(What to work on)
Extract the lines that hold the string "this".

(Information shown)
+ + + + + + +

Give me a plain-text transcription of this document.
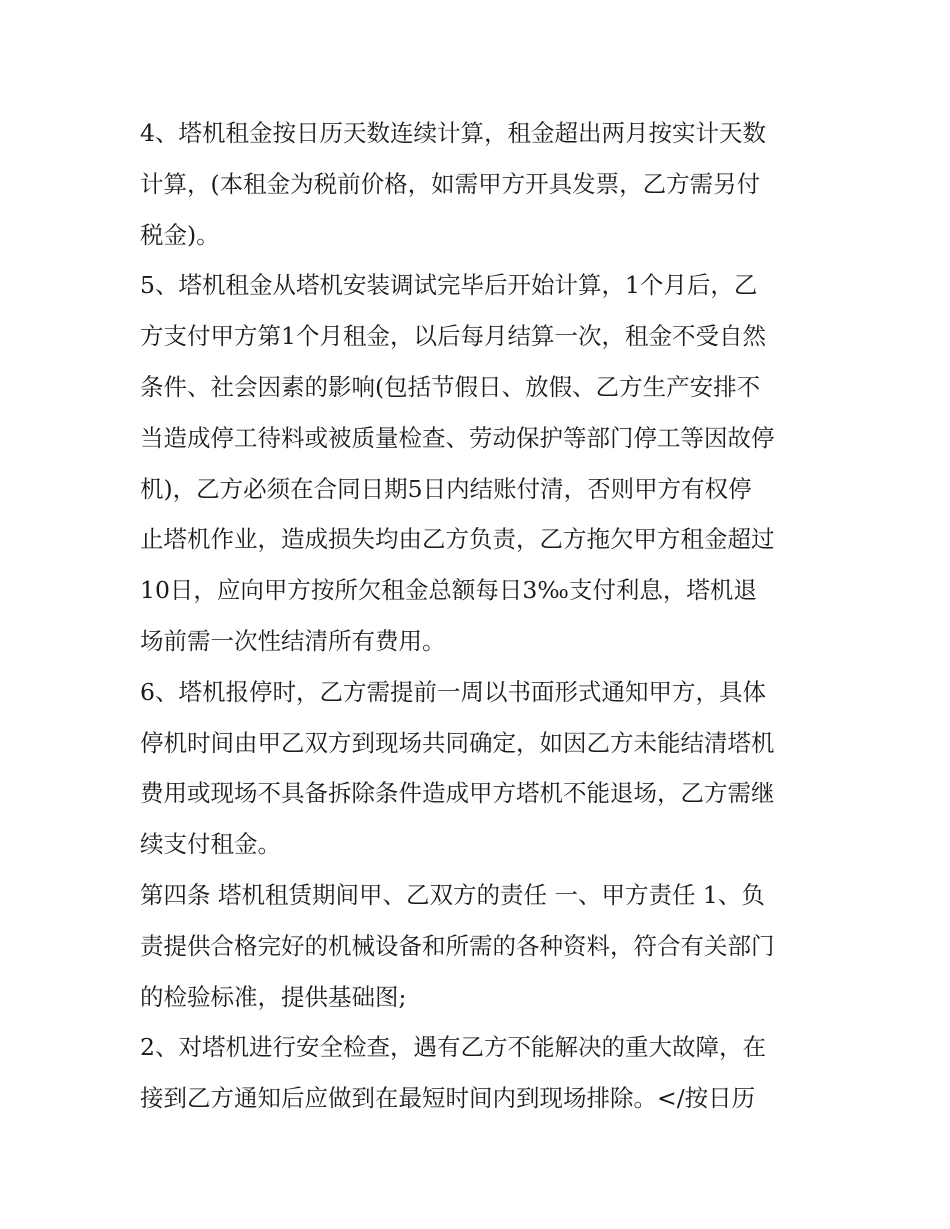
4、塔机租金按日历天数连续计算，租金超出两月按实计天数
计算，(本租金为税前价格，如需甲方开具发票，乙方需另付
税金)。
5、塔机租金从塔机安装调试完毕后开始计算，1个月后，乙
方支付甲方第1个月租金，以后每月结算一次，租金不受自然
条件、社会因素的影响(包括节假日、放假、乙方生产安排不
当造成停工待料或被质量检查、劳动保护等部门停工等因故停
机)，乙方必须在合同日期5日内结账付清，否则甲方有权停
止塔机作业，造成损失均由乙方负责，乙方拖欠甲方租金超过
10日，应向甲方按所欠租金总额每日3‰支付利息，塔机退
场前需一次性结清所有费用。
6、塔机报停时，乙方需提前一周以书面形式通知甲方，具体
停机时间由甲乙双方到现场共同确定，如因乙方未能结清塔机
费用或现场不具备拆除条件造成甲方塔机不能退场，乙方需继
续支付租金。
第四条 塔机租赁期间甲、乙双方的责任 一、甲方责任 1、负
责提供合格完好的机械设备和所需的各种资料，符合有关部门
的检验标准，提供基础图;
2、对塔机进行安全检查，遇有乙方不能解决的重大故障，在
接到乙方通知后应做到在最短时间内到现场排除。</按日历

+ + + + + + +

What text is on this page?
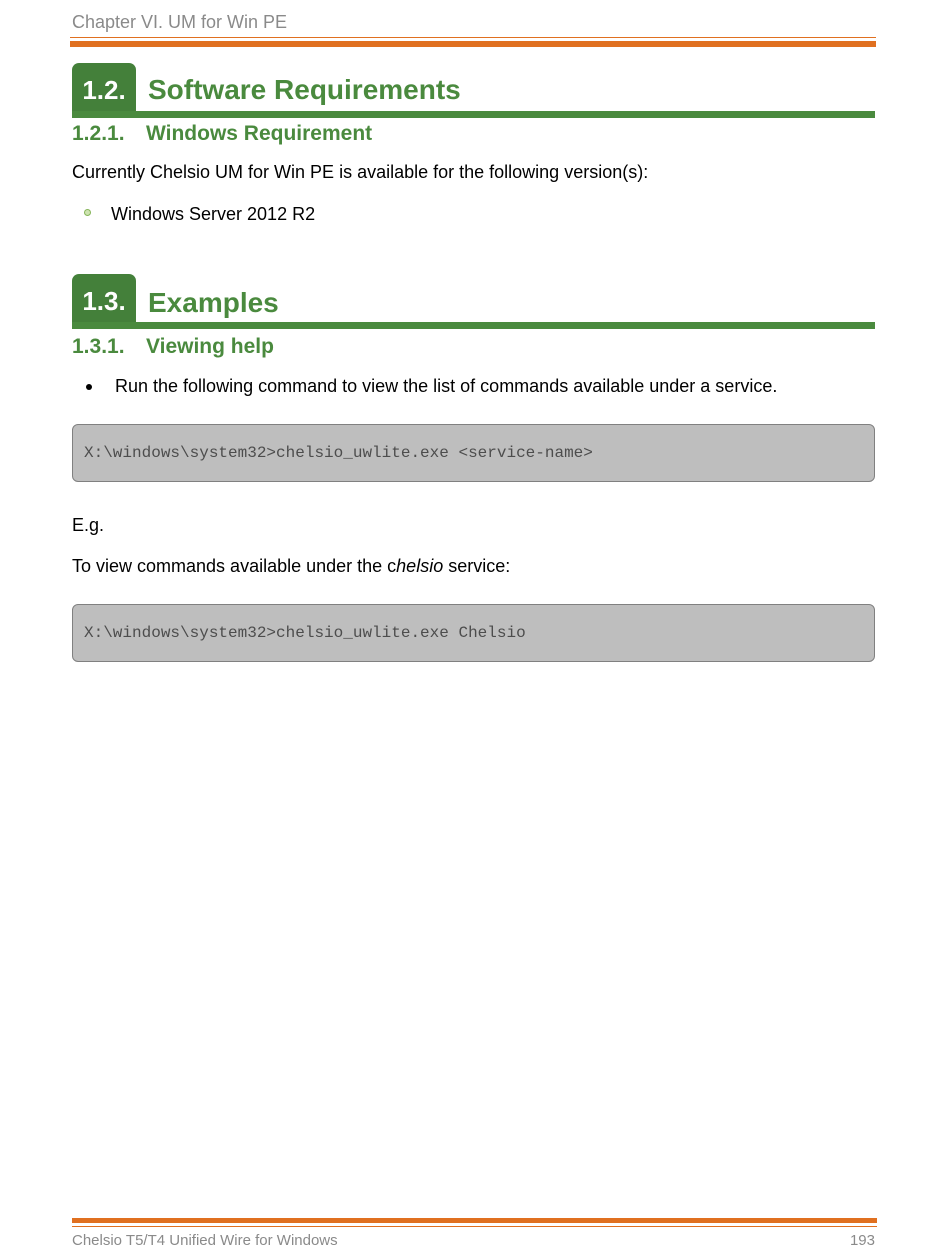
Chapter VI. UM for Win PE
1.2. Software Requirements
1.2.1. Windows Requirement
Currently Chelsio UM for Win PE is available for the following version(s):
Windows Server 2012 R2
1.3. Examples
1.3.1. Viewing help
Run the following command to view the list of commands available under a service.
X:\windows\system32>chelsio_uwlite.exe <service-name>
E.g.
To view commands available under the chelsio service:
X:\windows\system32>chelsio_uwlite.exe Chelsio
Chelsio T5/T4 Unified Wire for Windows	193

+ + + + + + +

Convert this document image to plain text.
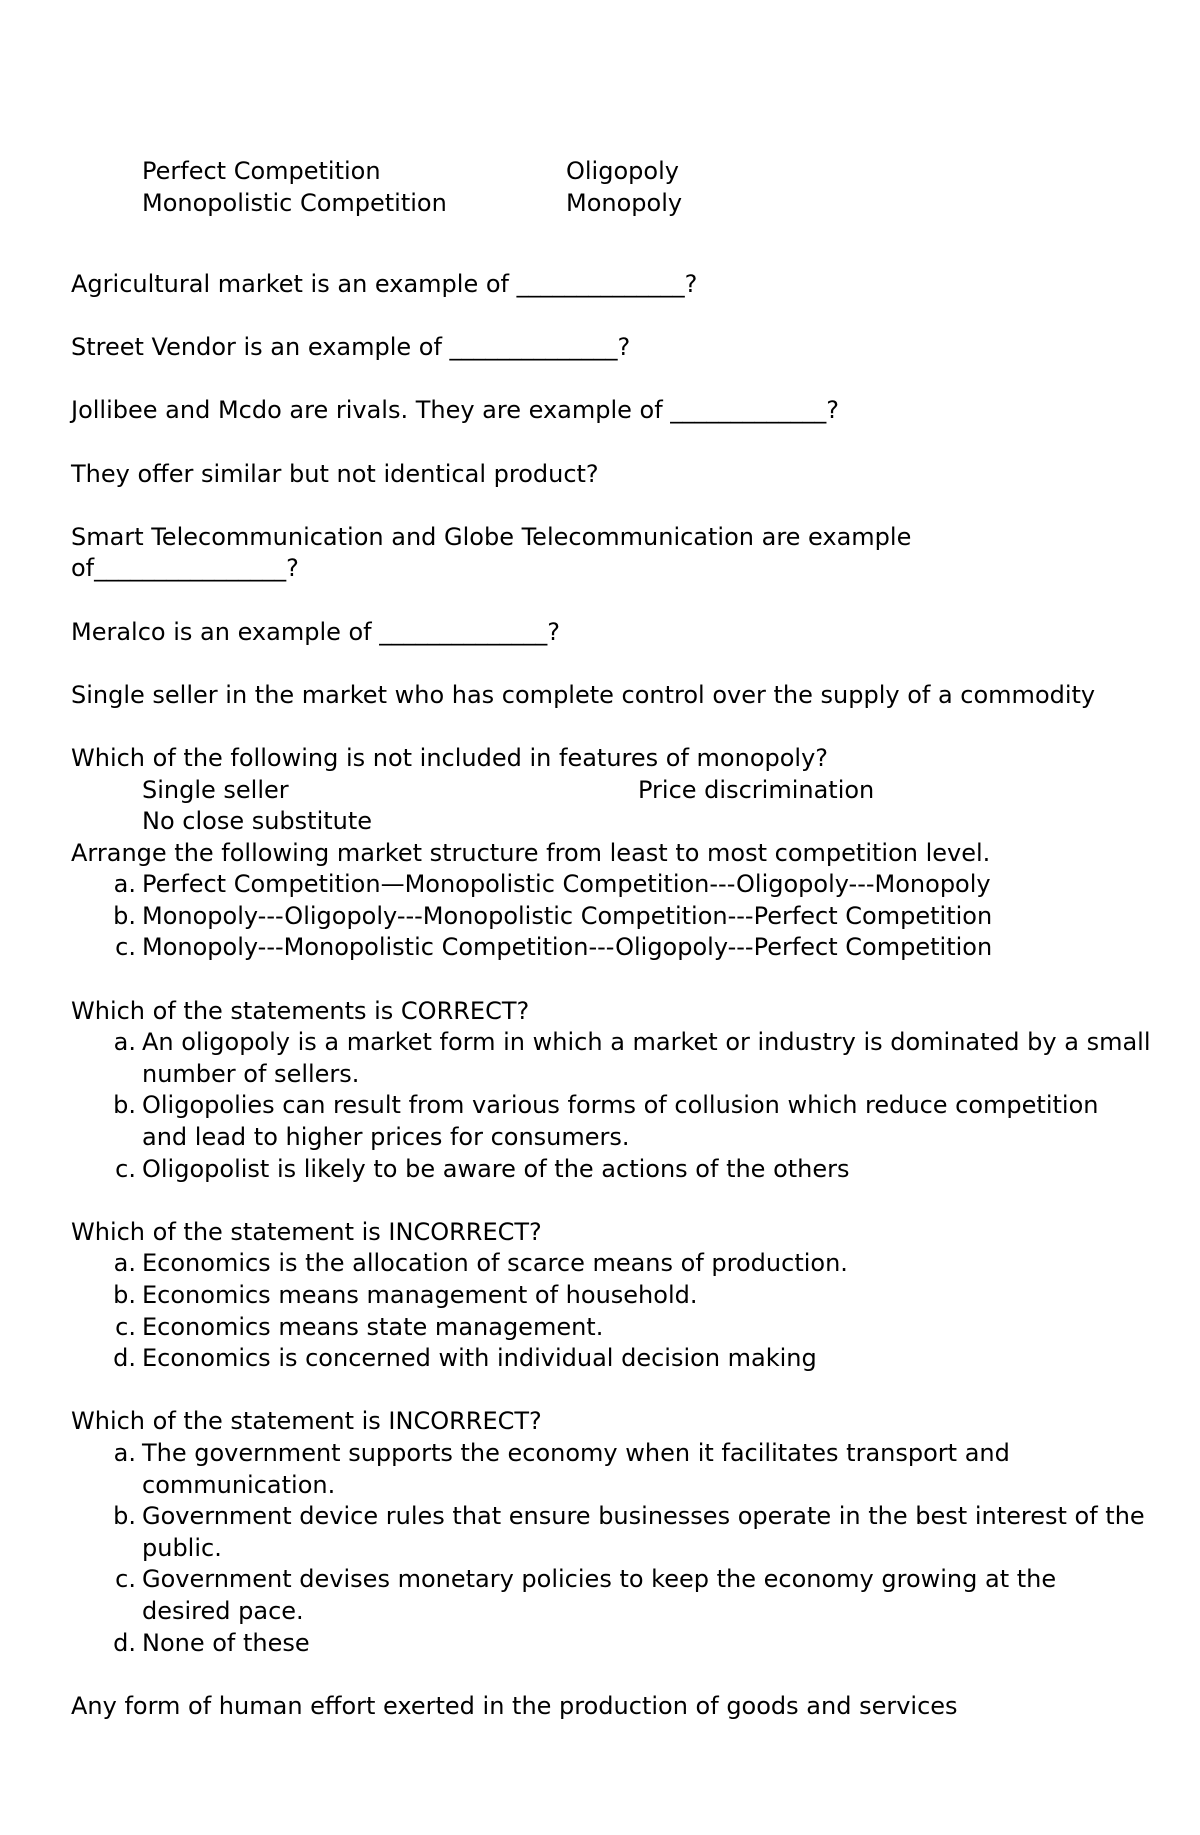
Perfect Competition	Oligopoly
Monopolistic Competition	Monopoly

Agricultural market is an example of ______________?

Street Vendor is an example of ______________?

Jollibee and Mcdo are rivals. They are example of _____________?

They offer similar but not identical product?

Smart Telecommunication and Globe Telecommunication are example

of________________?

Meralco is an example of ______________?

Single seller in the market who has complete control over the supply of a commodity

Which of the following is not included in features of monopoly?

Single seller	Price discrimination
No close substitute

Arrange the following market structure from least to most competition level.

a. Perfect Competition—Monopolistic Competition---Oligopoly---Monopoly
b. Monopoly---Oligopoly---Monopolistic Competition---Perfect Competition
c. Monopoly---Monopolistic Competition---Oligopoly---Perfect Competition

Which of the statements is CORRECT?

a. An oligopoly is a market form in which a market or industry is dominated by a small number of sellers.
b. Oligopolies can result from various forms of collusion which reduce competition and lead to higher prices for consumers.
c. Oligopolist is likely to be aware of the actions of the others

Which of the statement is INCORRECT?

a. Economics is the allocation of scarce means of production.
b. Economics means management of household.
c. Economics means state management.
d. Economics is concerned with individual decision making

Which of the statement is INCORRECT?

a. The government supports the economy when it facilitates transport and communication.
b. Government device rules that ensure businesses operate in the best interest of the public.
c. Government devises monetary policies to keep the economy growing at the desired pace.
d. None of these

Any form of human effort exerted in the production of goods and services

+ + + + + + +

(Task answer)
Give me a plain-text transcription of this document.
What text is on this page?
Convert this document image to plain text.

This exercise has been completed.